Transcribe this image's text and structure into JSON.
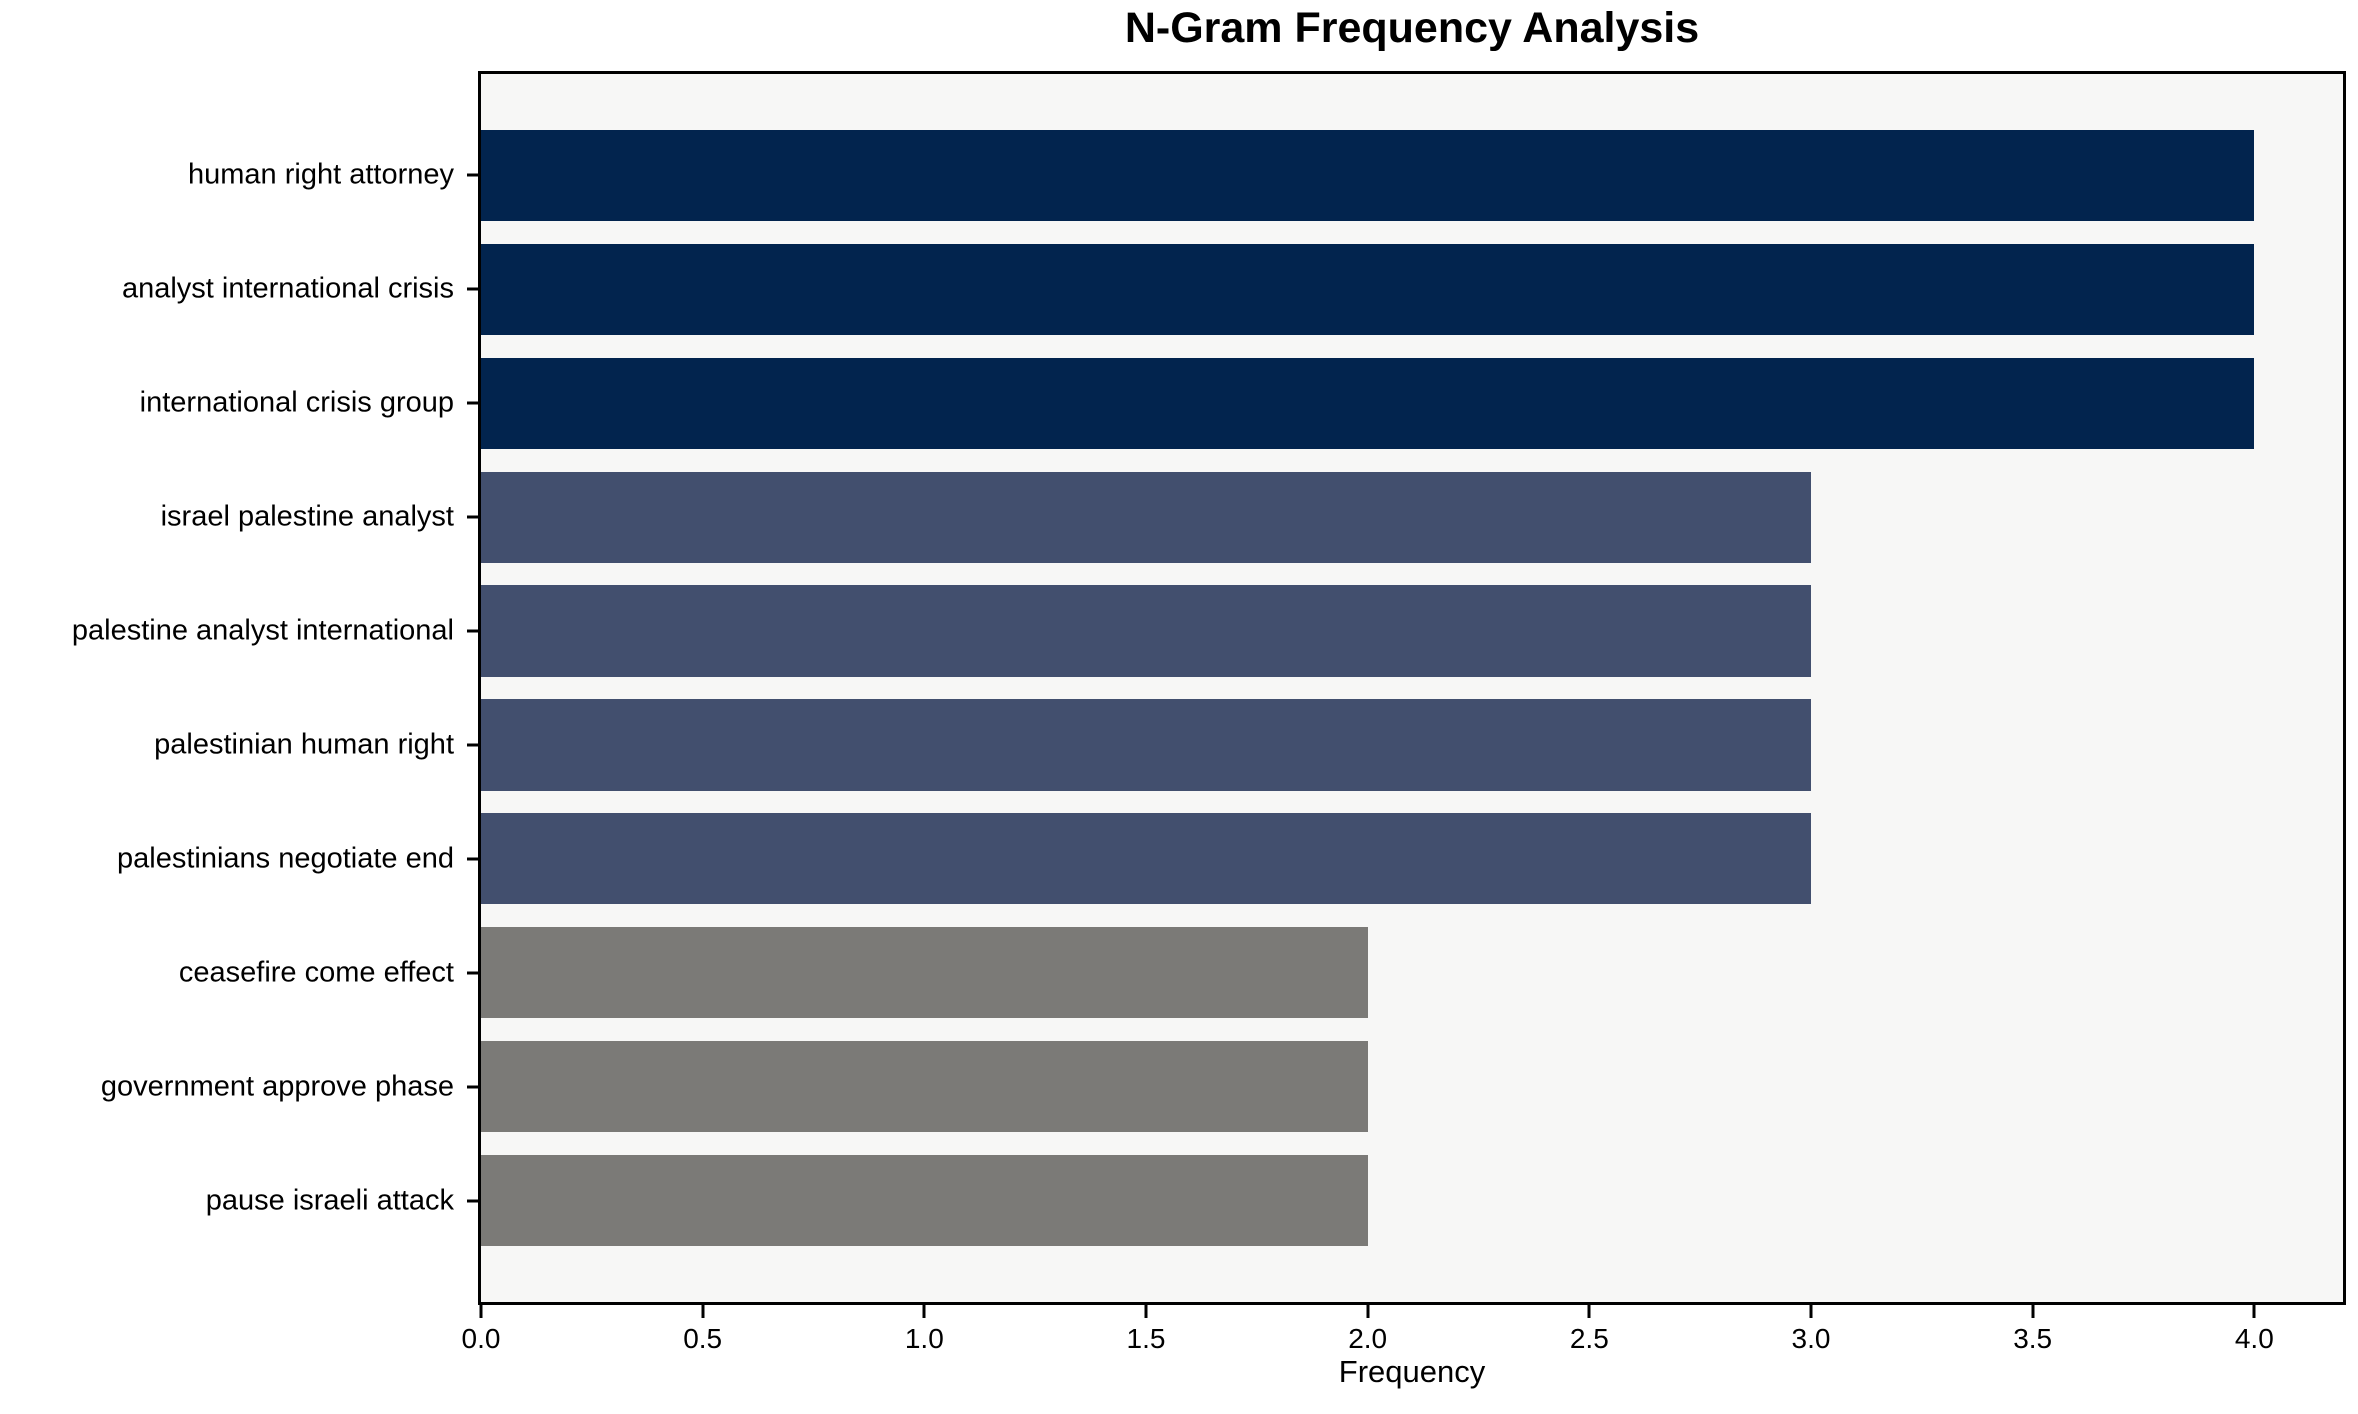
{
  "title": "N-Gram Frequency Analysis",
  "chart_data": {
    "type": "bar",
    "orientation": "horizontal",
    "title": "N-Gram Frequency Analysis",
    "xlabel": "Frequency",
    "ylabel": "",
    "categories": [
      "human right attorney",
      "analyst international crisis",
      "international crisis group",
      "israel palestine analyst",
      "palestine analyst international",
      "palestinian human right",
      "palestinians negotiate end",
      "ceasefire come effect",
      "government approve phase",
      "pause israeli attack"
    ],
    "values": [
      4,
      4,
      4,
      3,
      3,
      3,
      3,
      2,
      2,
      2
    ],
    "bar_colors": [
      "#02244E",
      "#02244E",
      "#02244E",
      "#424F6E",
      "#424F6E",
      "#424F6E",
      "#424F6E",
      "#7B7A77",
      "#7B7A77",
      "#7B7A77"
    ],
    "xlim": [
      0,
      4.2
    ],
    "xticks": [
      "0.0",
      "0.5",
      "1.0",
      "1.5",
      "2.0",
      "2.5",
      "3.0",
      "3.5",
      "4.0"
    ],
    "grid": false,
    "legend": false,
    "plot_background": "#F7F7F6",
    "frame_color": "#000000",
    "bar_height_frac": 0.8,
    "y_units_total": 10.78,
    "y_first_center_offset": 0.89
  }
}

——

■ WHAT YOU WILL DO: Using the material above, state how many lines include the string "Gram". Answer with a single number.

■ SOLUTION BELOW: 2